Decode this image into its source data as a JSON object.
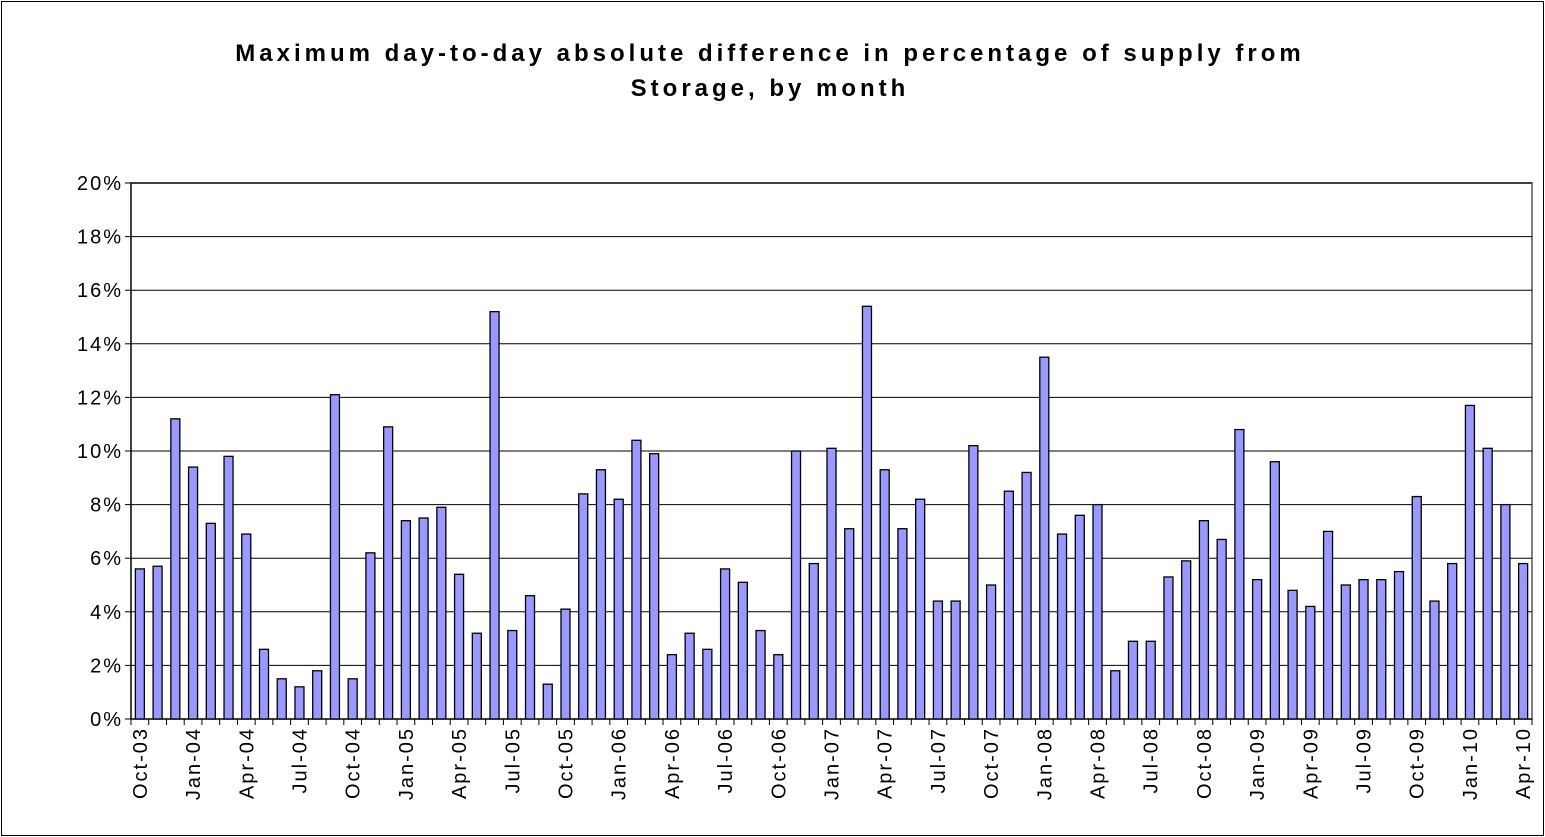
{
  "chart_data": {
    "type": "bar",
    "title": "Maximum day-to-day absolute difference in percentage of supply from Storage, by month",
    "categories": [
      "Oct-03",
      null,
      null,
      "Jan-04",
      null,
      null,
      "Apr-04",
      null,
      null,
      "Jul-04",
      null,
      null,
      "Oct-04",
      null,
      null,
      "Jan-05",
      null,
      null,
      "Apr-05",
      null,
      null,
      "Jul-05",
      null,
      null,
      "Oct-05",
      null,
      null,
      "Jan-06",
      null,
      null,
      "Apr-06",
      null,
      null,
      "Jul-06",
      null,
      null,
      "Oct-06",
      null,
      null,
      "Jan-07",
      null,
      null,
      "Apr-07",
      null,
      null,
      "Jul-07",
      null,
      null,
      "Oct-07",
      null,
      null,
      "Jan-08",
      null,
      null,
      "Apr-08",
      null,
      null,
      "Jul-08",
      null,
      null,
      "Oct-08",
      null,
      null,
      "Jan-09",
      null,
      null,
      "Apr-09",
      null,
      null,
      "Jul-09",
      null,
      null,
      "Oct-09",
      null,
      null,
      "Jan-10",
      null,
      null,
      "Apr-10"
    ],
    "values": [
      5.6,
      5.7,
      11.2,
      9.4,
      7.3,
      9.8,
      6.9,
      2.6,
      1.5,
      1.2,
      1.8,
      12.1,
      1.5,
      6.2,
      10.9,
      7.4,
      7.5,
      7.9,
      5.4,
      3.2,
      15.2,
      3.3,
      4.6,
      1.3,
      4.1,
      8.4,
      9.3,
      8.2,
      10.4,
      9.9,
      2.4,
      3.2,
      2.6,
      5.6,
      5.1,
      3.3,
      2.4,
      10.0,
      5.8,
      10.1,
      7.1,
      15.4,
      9.3,
      7.1,
      8.2,
      4.4,
      4.4,
      10.2,
      5.0,
      8.5,
      9.2,
      13.5,
      6.9,
      7.6,
      8.0,
      1.8,
      2.9,
      2.9,
      5.3,
      5.9,
      7.4,
      6.7,
      10.8,
      5.2,
      9.6,
      4.8,
      4.2,
      7.0,
      5.0,
      5.2,
      5.2,
      5.5,
      8.3,
      4.4,
      5.8,
      11.7,
      10.1,
      8.0,
      5.8
    ],
    "color": "#9999ff",
    "ylim": [
      0,
      20
    ],
    "yticks": [
      {
        "value": 0,
        "label": "0%"
      },
      {
        "value": 2,
        "label": "2%"
      },
      {
        "value": 4,
        "label": "4%"
      },
      {
        "value": 6,
        "label": "6%"
      },
      {
        "value": 8,
        "label": "8%"
      },
      {
        "value": 10,
        "label": "10%"
      },
      {
        "value": 12,
        "label": "12%"
      },
      {
        "value": 14,
        "label": "14%"
      },
      {
        "value": 16,
        "label": "16%"
      },
      {
        "value": 18,
        "label": "18%"
      },
      {
        "value": 20,
        "label": "20%"
      }
    ],
    "grid": true
  }
}
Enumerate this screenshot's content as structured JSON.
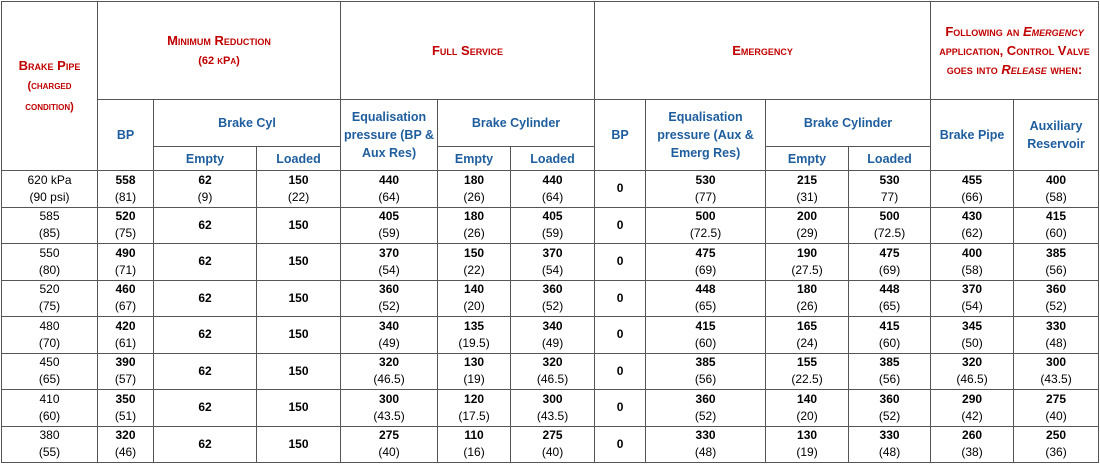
{
  "header": {
    "brake_pipe": "Brake Pipe",
    "brake_pipe_note": "(charged condition)",
    "min_reduction": "Minimum Reduction",
    "min_reduction_note": "(62 kPa)",
    "full_service": "Full Service",
    "emergency": "Emergency",
    "following_1": "Following an",
    "following_2": "Emergency",
    "following_3": "application, Control Valve goes into",
    "following_4": "Release",
    "following_5": "when:",
    "mr_bp": "BP",
    "mr_brake_cyl": "Brake Cyl",
    "mr_empty": "Empty",
    "mr_loaded": "Loaded",
    "fs_equalisation": "Equalisation pressure (BP & Aux Res)",
    "fs_brake_cyl": "Brake Cylinder",
    "fs_empty": "Empty",
    "fs_loaded": "Loaded",
    "em_bp": "BP",
    "em_equalisation": "Equalisation pressure (Aux & Emerg Res)",
    "em_brake_cyl": "Brake Cylinder",
    "em_empty": "Empty",
    "em_loaded": "Loaded",
    "rel_brake_pipe": "Brake Pipe",
    "rel_aux_res": "Auxiliary Reservoir"
  },
  "table": {
    "rows": [
      [
        [
          "620 kPa",
          "(90 psi)"
        ],
        [
          "558",
          "(81)"
        ],
        [
          "62",
          "(9)"
        ],
        [
          "150",
          "(22)"
        ],
        [
          "440",
          "(64)"
        ],
        [
          "180",
          "(26)"
        ],
        [
          "440",
          "(64)"
        ],
        "0",
        [
          "530",
          "(77)"
        ],
        [
          "215",
          "(31)"
        ],
        [
          "530",
          "77)"
        ],
        [
          "455",
          "(66)"
        ],
        [
          "400",
          "(58)"
        ]
      ],
      [
        [
          "585",
          "(85)"
        ],
        [
          "520",
          "(75)"
        ],
        "62",
        "150",
        [
          "405",
          "(59)"
        ],
        [
          "180",
          "(26)"
        ],
        [
          "405",
          "(59)"
        ],
        "0",
        [
          "500",
          "(72.5)"
        ],
        [
          "200",
          "(29)"
        ],
        [
          "500",
          "(72.5)"
        ],
        [
          "430",
          "(62)"
        ],
        [
          "415",
          "(60)"
        ]
      ],
      [
        [
          "550",
          "(80)"
        ],
        [
          "490",
          "(71)"
        ],
        "62",
        "150",
        [
          "370",
          "(54)"
        ],
        [
          "150",
          "(22)"
        ],
        [
          "370",
          "(54)"
        ],
        "0",
        [
          "475",
          "(69)"
        ],
        [
          "190",
          "(27.5)"
        ],
        [
          "475",
          "(69)"
        ],
        [
          "400",
          "(58)"
        ],
        [
          "385",
          "(56)"
        ]
      ],
      [
        [
          "520",
          "(75)"
        ],
        [
          "460",
          "(67)"
        ],
        "62",
        "150",
        [
          "360",
          "(52)"
        ],
        [
          "140",
          "(20)"
        ],
        [
          "360",
          "(52)"
        ],
        "0",
        [
          "448",
          "(65)"
        ],
        [
          "180",
          "(26)"
        ],
        [
          "448",
          "(65)"
        ],
        [
          "370",
          "(54)"
        ],
        [
          "360",
          "(52)"
        ]
      ],
      [
        [
          "480",
          "(70)"
        ],
        [
          "420",
          "(61)"
        ],
        "62",
        "150",
        [
          "340",
          "(49)"
        ],
        [
          "135",
          "(19.5)"
        ],
        [
          "340",
          "(49)"
        ],
        "0",
        [
          "415",
          "(60)"
        ],
        [
          "165",
          "(24)"
        ],
        [
          "415",
          "(60)"
        ],
        [
          "345",
          "(50)"
        ],
        [
          "330",
          "(48)"
        ]
      ],
      [
        [
          "450",
          "(65)"
        ],
        [
          "390",
          "(57)"
        ],
        "62",
        "150",
        [
          "320",
          "(46.5)"
        ],
        [
          "130",
          "(19)"
        ],
        [
          "320",
          "(46.5)"
        ],
        "0",
        [
          "385",
          "(56)"
        ],
        [
          "155",
          "(22.5)"
        ],
        [
          "385",
          "(56)"
        ],
        [
          "320",
          "(46.5)"
        ],
        [
          "300",
          "(43.5)"
        ]
      ],
      [
        [
          "410",
          "(60)"
        ],
        [
          "350",
          "(51)"
        ],
        "62",
        "150",
        [
          "300",
          "(43.5)"
        ],
        [
          "120",
          "(17.5)"
        ],
        [
          "300",
          "(43.5)"
        ],
        "0",
        [
          "360",
          "(52)"
        ],
        [
          "140",
          "(20)"
        ],
        [
          "360",
          "(52)"
        ],
        [
          "290",
          "(42)"
        ],
        [
          "275",
          "(40)"
        ]
      ],
      [
        [
          "380",
          "(55)"
        ],
        [
          "320",
          "(46)"
        ],
        "62",
        "150",
        [
          "275",
          "(40)"
        ],
        [
          "110",
          "(16)"
        ],
        [
          "275",
          "(40)"
        ],
        "0",
        [
          "330",
          "(48)"
        ],
        [
          "130",
          "(19)"
        ],
        [
          "330",
          "(48)"
        ],
        [
          "260",
          "(38)"
        ],
        [
          "250",
          "(36)"
        ]
      ]
    ]
  }
}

++++++++++

Tell how many lines of the data above hold the string "pressure". Give only the number.

2